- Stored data
....................
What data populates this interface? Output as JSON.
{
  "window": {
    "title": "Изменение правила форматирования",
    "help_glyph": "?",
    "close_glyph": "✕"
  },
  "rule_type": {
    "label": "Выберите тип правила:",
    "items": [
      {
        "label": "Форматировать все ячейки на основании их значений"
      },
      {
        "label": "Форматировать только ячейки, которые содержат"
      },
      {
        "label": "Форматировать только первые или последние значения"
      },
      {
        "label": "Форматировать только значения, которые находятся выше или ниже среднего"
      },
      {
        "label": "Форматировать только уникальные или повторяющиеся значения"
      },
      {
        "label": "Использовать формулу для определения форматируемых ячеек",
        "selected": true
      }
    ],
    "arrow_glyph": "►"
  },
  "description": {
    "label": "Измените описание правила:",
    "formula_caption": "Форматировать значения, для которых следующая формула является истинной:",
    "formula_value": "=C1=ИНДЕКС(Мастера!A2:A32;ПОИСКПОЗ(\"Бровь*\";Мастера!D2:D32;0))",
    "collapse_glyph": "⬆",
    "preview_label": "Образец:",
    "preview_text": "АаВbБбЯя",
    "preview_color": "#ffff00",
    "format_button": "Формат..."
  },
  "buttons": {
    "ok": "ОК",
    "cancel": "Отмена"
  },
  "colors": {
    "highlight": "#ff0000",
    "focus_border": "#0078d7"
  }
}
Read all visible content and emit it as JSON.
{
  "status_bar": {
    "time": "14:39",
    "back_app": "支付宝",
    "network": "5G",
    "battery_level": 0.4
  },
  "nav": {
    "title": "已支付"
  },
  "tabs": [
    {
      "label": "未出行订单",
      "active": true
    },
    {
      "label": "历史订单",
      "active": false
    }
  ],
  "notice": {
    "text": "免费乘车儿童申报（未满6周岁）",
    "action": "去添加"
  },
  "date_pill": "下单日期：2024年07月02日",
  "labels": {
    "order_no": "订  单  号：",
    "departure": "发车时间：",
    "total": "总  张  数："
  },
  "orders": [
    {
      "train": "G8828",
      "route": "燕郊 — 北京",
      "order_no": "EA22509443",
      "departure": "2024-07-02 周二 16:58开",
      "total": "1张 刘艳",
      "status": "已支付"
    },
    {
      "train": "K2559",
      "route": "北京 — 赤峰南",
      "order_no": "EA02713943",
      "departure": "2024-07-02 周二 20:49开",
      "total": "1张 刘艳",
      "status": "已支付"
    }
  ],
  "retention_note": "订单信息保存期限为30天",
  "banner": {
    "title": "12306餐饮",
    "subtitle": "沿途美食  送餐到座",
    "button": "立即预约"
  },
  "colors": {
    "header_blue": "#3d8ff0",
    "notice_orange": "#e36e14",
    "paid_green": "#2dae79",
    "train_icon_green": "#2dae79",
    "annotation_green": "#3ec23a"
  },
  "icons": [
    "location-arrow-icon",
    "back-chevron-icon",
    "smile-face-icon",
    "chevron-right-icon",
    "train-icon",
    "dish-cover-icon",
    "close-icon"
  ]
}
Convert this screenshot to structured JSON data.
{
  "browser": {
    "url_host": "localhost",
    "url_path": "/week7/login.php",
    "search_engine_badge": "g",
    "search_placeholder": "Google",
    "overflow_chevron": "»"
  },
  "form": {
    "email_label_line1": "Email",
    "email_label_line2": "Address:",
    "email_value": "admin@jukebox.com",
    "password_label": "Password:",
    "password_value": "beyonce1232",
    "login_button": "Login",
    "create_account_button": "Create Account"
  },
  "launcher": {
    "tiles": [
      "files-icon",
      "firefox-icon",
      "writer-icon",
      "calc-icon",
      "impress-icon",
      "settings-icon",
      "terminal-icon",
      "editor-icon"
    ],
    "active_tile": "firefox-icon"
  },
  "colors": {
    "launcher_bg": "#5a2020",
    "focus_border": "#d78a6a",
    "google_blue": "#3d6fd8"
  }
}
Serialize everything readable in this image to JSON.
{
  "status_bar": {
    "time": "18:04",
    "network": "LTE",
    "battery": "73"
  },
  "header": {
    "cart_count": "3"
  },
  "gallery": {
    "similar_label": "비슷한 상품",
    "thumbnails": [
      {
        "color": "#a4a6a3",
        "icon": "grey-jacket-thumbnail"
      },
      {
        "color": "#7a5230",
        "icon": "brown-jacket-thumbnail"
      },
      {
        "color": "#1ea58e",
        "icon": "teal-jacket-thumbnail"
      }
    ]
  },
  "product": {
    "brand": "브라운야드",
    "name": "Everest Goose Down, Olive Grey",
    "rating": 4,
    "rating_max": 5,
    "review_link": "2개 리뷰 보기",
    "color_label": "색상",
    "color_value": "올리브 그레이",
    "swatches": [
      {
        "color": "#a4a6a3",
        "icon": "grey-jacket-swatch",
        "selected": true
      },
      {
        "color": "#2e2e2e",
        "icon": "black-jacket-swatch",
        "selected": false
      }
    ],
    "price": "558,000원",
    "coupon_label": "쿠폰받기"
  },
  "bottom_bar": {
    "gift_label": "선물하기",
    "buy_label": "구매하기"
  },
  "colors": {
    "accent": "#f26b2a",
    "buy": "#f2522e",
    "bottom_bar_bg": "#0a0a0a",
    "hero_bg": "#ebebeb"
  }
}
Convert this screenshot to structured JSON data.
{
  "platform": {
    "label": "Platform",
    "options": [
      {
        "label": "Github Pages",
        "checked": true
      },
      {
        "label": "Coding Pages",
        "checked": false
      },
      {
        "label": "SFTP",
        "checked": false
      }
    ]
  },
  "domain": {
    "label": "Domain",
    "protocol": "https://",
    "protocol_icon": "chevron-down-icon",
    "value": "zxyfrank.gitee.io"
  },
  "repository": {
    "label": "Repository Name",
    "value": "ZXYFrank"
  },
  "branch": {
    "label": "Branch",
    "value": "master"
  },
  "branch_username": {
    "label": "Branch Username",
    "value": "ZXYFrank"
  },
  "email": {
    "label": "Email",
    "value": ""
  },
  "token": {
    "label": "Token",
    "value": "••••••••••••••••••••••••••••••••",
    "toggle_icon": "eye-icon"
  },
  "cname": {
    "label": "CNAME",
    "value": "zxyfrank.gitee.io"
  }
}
....................
- Written task
Copy every line of the material, please, keeping it exactly the same.

- Solution
What data populates this interface? Output as JSON.
{
  "window": {
    "title": "Изменение правила форматирования",
    "help_glyph": "?",
    "close_glyph": "✕"
  },
  "rule_type": {
    "label": "Выберите тип правила:",
    "items": [
      {
        "label": "Форматировать все ячейки на основании их значений"
      },
      {
        "label": "Форматировать только ячейки, которые содержат"
      },
      {
        "label": "Форматировать только первые или последние значения"
      },
      {
        "label": "Форматировать только значения, которые находятся выше или ниже среднего"
      },
      {
        "label": "Форматировать только уникальные или повторяющиеся значения"
      },
      {
        "label": "Использовать формулу для определения форматируемых ячеек",
        "selected": true
      }
    ],
    "arrow_glyph": "►"
  },
  "description": {
    "label": "Измените описание правила:",
    "formula_caption": "Форматировать значения, для которых следующая формула является истинной:",
    "formula_value": "=C1=ИНДЕКС(Мастера!A2:A32;ПОИСКПОЗ(\"Бровь*\";Мастера!D2:D32;0))",
    "collapse_glyph": "⬆",
    "preview_label": "Образец:",
    "preview_text": "АаВbБбЯя",
    "preview_color": "#ffff00",
    "format_button": "Формат..."
  },
  "buttons": {
    "ok": "ОК",
    "cancel": "Отмена"
  },
  "colors": {
    "highlight": "#ff0000",
    "focus_border": "#0078d7"
  }
}
Read all visible content and emit it as JSON.
{
  "status_bar": {
    "time": "14:39",
    "back_app": "支付宝",
    "network": "5G",
    "battery_level": 0.4
  },
  "nav": {
    "title": "已支付"
  },
  "tabs": [
    {
      "label": "未出行订单",
      "active": true
    },
    {
      "label": "历史订单",
      "active": false
    }
  ],
  "notice": {
    "text": "免费乘车儿童申报（未满6周岁）",
    "action": "去添加"
  },
  "date_pill": "下单日期：2024年07月02日",
  "labels": {
    "order_no": "订  单  号：",
    "departure": "发车时间：",
    "total": "总  张  数："
  },
  "orders": [
    {
      "train": "G8828",
      "route": "燕郊 — 北京",
      "order_no": "EA22509443",
      "departure": "2024-07-02 周二 16:58开",
      "total": "1张 刘艳",
      "status": "已支付"
    },
    {
      "train": "K2559",
      "route": "北京 — 赤峰南",
      "order_no": "EA02713943",
      "departure": "2024-07-02 周二 20:49开",
      "total": "1张 刘艳",
      "status": "已支付"
    }
  ],
  "retention_note": "订单信息保存期限为30天",
  "banner": {
    "title": "12306餐饮",
    "subtitle": "沿途美食  送餐到座",
    "button": "立即预约"
  },
  "colors": {
    "header_blue": "#3d8ff0",
    "notice_orange": "#e36e14",
    "paid_green": "#2dae79",
    "train_icon_green": "#2dae79",
    "annotation_green": "#3ec23a"
  },
  "icons": [
    "location-arrow-icon",
    "back-chevron-icon",
    "smile-face-icon",
    "chevron-right-icon",
    "train-icon",
    "dish-cover-icon",
    "close-icon"
  ]
}
Convert this screenshot to structured JSON data.
{
  "browser": {
    "url_host": "localhost",
    "url_path": "/week7/login.php",
    "search_engine_badge": "g",
    "search_placeholder": "Google",
    "overflow_chevron": "»"
  },
  "form": {
    "email_label_line1": "Email",
    "email_label_line2": "Address:",
    "email_value": "admin@jukebox.com",
    "password_label": "Password:",
    "password_value": "beyonce1232",
    "login_button": "Login",
    "create_account_button": "Create Account"
  },
  "launcher": {
    "tiles": [
      "files-icon",
      "firefox-icon",
      "writer-icon",
      "calc-icon",
      "impress-icon",
      "settings-icon",
      "terminal-icon",
      "editor-icon"
    ],
    "active_tile": "firefox-icon"
  },
  "colors": {
    "launcher_bg": "#5a2020",
    "focus_border": "#d78a6a",
    "google_blue": "#3d6fd8"
  }
}
Serialize everything readable in this image to JSON.
{
  "status_bar": {
    "time": "18:04",
    "network": "LTE",
    "battery": "73"
  },
  "header": {
    "cart_count": "3"
  },
  "gallery": {
    "similar_label": "비슷한 상품",
    "thumbnails": [
      {
        "color": "#a4a6a3",
        "icon": "grey-jacket-thumbnail"
      },
      {
        "color": "#7a5230",
        "icon": "brown-jacket-thumbnail"
      },
      {
        "color": "#1ea58e",
        "icon": "teal-jacket-thumbnail"
      }
    ]
  },
  "product": {
    "brand": "브라운야드",
    "name": "Everest Goose Down, Olive Grey",
    "rating": 4,
    "rating_max": 5,
    "review_link": "2개 리뷰 보기",
    "color_label": "색상",
    "color_value": "올리브 그레이",
    "swatches": [
      {
        "color": "#a4a6a3",
        "icon": "grey-jacket-swatch",
        "selected": true
      },
      {
        "color": "#2e2e2e",
        "icon": "black-jacket-swatch",
        "selected": false
      }
    ],
    "price": "558,000원",
    "coupon_label": "쿠폰받기"
  },
  "bottom_bar": {
    "gift_label": "선물하기",
    "buy_label": "구매하기"
  },
  "colors": {
    "accent": "#f26b2a",
    "buy": "#f2522e",
    "bottom_bar_bg": "#0a0a0a",
    "hero_bg": "#ebebeb"
  }
}
Convert this screenshot to structured JSON data.
{
  "platform": {
    "label": "Platform",
    "options": [
      {
        "label": "Github Pages",
        "checked": true
      },
      {
        "label": "Coding Pages",
        "checked": false
      },
      {
        "label": "SFTP",
        "checked": false
      }
    ]
  },
  "domain": {
    "label": "Domain",
    "protocol": "https://",
    "protocol_icon": "chevron-down-icon",
    "value": "zxyfrank.gitee.io"
  },
  "repository": {
    "label": "Repository Name",
    "value": "ZXYFrank"
  },
  "branch": {
    "label": "Branch",
    "value": "master"
  },
  "branch_username": {
    "label": "Branch Username",
    "value": "ZXYFrank"
  },
  "email": {
    "label": "Email",
    "value": ""
  },
  "token": {
    "label": "Token",
    "value": "••••••••••••••••••••••••••••••••",
    "toggle_icon": "eye-icon"
  },
  "cname": {
    "label": "CNAME",
    "value": "zxyfrank.gitee.io"
  }
}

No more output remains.